In the listing below, identify each line with the word "मदतक" and return those lines.

* Begin *

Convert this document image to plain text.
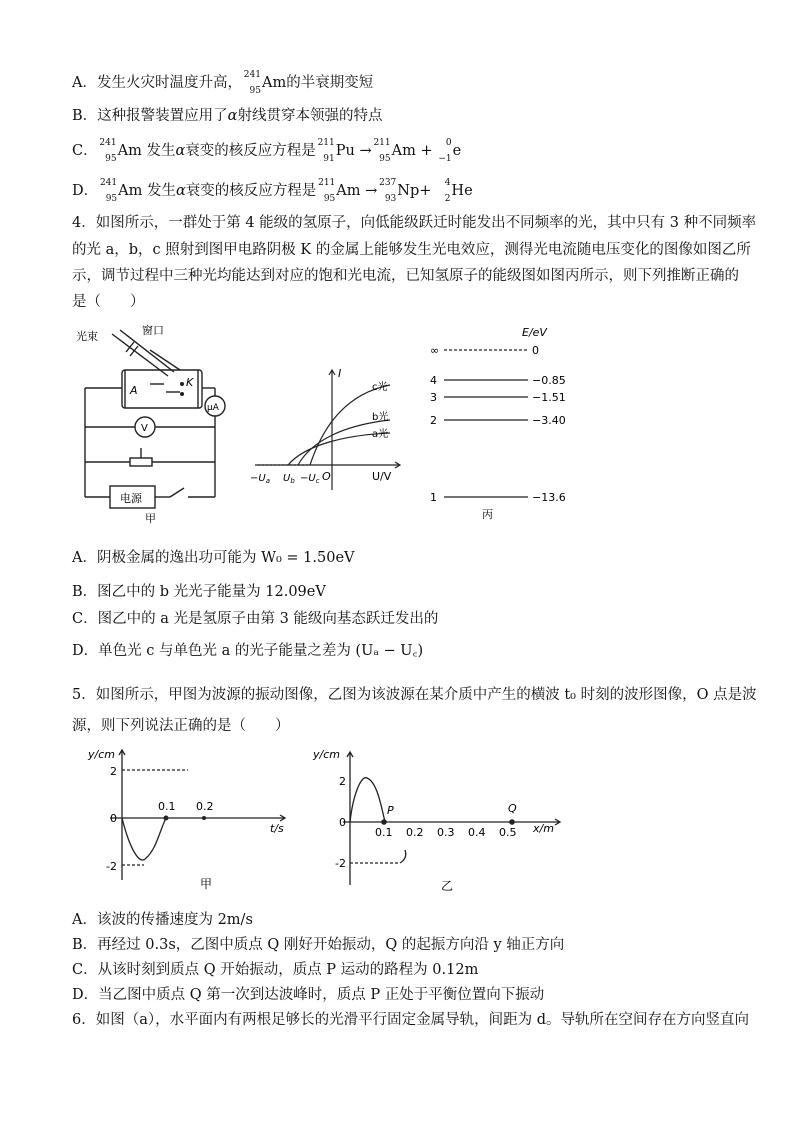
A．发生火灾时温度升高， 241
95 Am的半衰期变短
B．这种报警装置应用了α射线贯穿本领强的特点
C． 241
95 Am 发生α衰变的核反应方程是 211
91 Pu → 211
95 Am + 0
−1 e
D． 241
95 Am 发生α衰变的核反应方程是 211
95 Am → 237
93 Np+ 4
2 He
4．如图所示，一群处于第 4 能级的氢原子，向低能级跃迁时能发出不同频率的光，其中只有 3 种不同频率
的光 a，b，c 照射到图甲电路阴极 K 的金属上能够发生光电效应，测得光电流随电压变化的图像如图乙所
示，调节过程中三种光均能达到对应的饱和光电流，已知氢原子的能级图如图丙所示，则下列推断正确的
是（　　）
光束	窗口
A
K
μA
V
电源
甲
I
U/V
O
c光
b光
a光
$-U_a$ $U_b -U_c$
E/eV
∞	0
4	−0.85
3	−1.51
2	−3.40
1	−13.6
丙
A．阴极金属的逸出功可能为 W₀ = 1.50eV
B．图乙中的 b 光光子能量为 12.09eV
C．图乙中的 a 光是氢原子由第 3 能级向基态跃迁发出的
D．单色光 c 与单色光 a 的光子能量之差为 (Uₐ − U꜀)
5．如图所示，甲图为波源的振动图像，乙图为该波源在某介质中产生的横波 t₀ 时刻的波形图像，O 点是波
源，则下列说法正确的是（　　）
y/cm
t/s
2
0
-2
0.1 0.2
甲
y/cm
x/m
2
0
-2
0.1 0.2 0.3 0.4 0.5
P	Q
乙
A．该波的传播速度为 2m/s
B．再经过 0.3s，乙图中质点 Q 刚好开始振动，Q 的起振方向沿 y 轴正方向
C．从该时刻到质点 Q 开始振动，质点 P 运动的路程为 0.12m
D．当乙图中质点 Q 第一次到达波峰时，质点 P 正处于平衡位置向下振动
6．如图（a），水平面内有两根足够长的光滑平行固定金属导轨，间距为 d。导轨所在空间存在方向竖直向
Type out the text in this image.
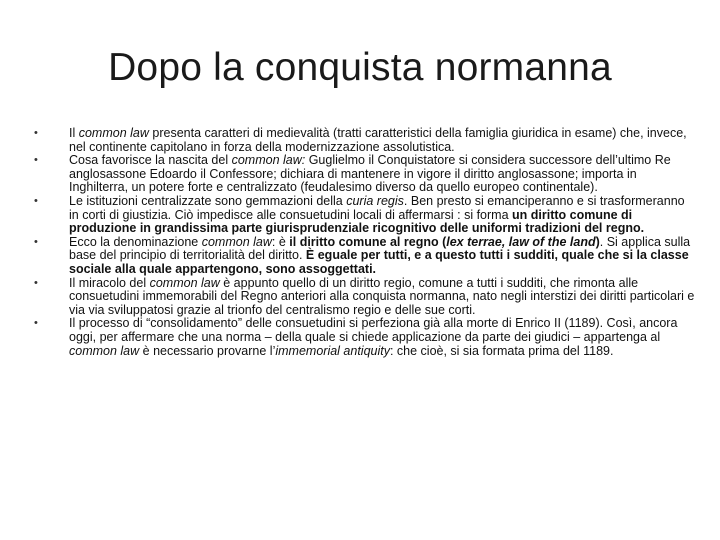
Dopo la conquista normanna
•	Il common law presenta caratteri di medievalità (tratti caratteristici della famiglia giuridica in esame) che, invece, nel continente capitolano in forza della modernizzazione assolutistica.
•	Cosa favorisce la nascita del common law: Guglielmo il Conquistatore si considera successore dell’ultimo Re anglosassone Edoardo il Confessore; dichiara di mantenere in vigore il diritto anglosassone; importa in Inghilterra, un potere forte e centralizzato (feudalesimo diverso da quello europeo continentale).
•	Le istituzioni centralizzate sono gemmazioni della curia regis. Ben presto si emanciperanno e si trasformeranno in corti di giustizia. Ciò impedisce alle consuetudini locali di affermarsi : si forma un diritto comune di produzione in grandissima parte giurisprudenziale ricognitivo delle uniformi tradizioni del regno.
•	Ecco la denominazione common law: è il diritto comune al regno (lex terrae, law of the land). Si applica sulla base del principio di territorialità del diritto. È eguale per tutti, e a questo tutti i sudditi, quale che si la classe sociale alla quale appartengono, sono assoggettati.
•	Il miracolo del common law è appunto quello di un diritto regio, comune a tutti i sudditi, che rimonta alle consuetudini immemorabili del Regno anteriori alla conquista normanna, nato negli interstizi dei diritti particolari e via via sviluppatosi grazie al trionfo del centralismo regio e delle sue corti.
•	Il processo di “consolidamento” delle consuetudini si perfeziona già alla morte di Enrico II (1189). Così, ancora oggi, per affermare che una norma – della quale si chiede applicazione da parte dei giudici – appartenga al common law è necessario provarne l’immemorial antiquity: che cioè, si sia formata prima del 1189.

* End *
* Begin *

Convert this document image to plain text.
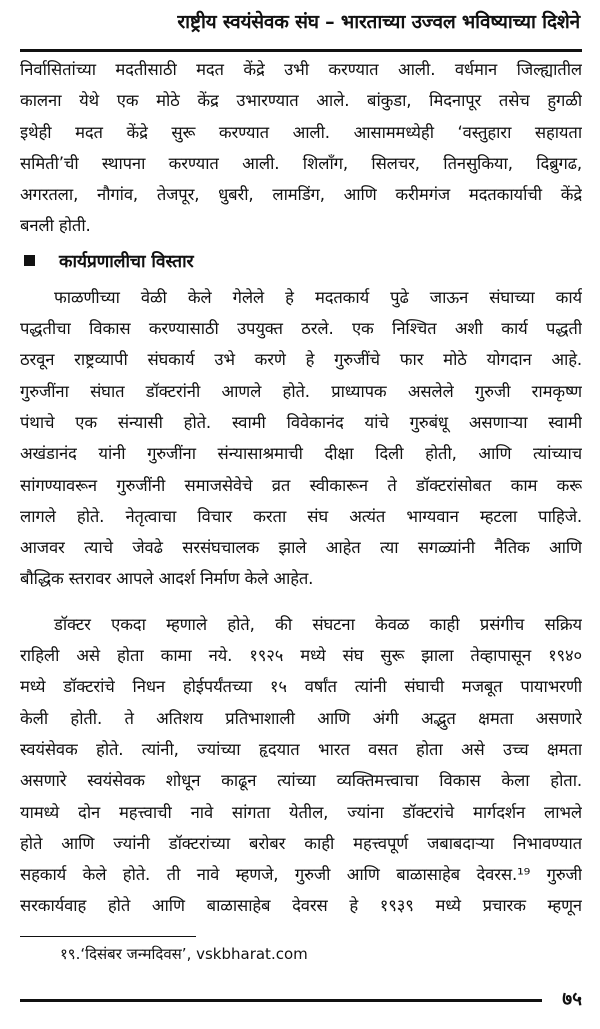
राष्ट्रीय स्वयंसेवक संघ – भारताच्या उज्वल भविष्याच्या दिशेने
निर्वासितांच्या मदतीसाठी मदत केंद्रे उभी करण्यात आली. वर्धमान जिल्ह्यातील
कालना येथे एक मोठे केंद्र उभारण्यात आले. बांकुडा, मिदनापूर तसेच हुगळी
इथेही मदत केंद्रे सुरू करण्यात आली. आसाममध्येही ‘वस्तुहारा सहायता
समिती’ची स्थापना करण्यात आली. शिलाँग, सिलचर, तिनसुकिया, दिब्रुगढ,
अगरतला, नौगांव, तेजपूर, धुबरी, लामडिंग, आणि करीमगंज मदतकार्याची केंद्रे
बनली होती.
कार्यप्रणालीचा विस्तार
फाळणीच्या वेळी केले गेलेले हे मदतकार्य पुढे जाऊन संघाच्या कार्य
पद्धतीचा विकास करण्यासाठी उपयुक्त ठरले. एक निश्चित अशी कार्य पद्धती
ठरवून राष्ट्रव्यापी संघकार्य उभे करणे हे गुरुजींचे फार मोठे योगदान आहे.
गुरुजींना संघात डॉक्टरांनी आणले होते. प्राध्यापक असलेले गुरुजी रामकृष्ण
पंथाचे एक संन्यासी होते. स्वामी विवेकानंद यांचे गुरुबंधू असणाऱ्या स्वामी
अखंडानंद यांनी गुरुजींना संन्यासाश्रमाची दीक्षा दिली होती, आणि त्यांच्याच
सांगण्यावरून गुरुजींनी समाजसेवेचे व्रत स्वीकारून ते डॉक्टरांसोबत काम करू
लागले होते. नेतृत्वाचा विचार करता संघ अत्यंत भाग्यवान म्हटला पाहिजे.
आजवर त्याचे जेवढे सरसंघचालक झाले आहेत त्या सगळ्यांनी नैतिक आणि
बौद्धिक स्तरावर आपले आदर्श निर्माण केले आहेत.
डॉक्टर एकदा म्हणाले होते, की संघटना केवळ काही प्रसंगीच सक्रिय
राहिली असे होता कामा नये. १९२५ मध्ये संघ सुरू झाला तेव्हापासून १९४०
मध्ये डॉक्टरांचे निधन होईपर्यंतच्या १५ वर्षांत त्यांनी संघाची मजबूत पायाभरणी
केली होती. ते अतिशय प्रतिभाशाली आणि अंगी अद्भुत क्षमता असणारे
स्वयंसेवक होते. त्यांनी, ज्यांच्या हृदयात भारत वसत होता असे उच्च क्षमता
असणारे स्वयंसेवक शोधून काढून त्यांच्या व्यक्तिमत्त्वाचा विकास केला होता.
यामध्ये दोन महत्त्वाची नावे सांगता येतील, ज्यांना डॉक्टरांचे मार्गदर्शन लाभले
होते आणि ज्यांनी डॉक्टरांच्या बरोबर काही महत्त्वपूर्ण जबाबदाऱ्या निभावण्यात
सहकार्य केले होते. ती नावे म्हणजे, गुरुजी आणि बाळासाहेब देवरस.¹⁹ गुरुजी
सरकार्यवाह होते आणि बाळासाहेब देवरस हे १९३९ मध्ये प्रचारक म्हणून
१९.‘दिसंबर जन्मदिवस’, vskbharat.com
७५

* End *
* Begin *

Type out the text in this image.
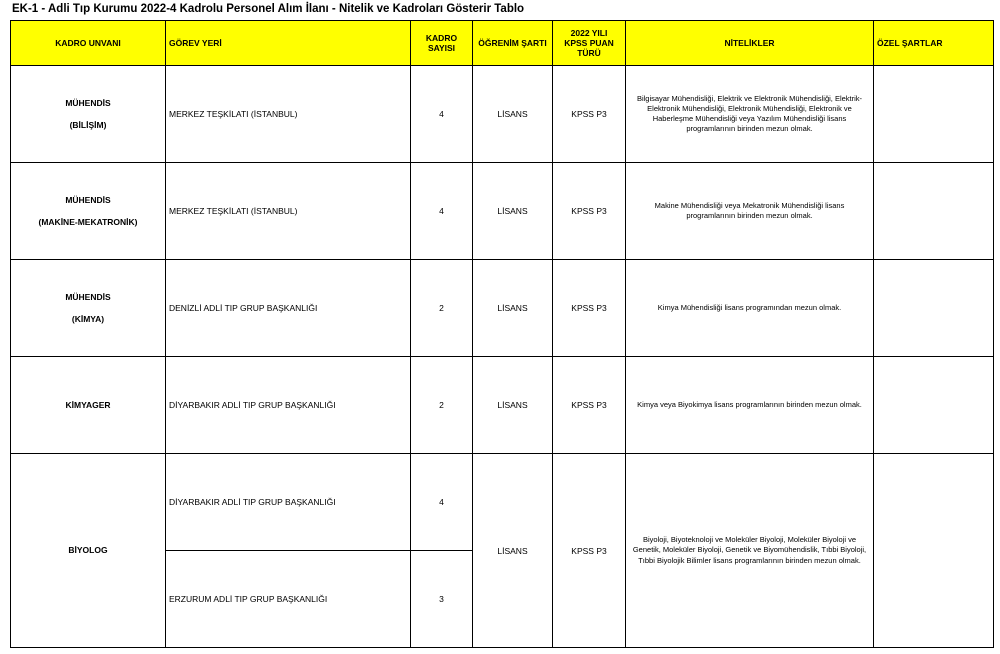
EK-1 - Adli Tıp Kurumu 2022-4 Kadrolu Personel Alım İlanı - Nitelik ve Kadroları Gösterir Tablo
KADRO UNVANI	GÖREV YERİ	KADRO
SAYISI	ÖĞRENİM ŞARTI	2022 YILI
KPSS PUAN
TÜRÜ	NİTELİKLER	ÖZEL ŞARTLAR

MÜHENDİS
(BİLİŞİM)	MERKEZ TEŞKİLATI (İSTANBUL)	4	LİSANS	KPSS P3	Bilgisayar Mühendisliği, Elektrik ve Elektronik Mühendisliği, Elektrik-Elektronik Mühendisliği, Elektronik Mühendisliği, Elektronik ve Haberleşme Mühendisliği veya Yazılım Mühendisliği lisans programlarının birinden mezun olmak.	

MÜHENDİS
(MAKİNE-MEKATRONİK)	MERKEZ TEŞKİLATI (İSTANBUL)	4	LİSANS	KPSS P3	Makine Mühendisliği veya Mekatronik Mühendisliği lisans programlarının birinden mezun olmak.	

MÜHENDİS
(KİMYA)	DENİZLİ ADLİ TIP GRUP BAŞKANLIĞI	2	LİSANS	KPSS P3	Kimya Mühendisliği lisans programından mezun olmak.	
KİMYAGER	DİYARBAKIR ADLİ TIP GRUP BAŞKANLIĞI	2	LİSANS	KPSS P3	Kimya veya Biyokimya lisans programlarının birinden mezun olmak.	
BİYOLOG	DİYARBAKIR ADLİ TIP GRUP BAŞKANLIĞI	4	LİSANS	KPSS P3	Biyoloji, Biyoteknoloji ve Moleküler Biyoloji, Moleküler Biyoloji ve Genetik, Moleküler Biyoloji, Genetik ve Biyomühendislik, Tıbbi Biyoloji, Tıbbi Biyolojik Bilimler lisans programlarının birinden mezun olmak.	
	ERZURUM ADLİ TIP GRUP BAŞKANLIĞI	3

* End *

**Answer to the task**
अगरतला, नौगांव, तेजपूर, धुबरी, लामडिंग, आणि करीमगंज मदतकार्याची केंद्रे
फाळणीच्या वेळी केले गेलेले हे मदतकार्य पुढे जाऊन संघाच्या कार्य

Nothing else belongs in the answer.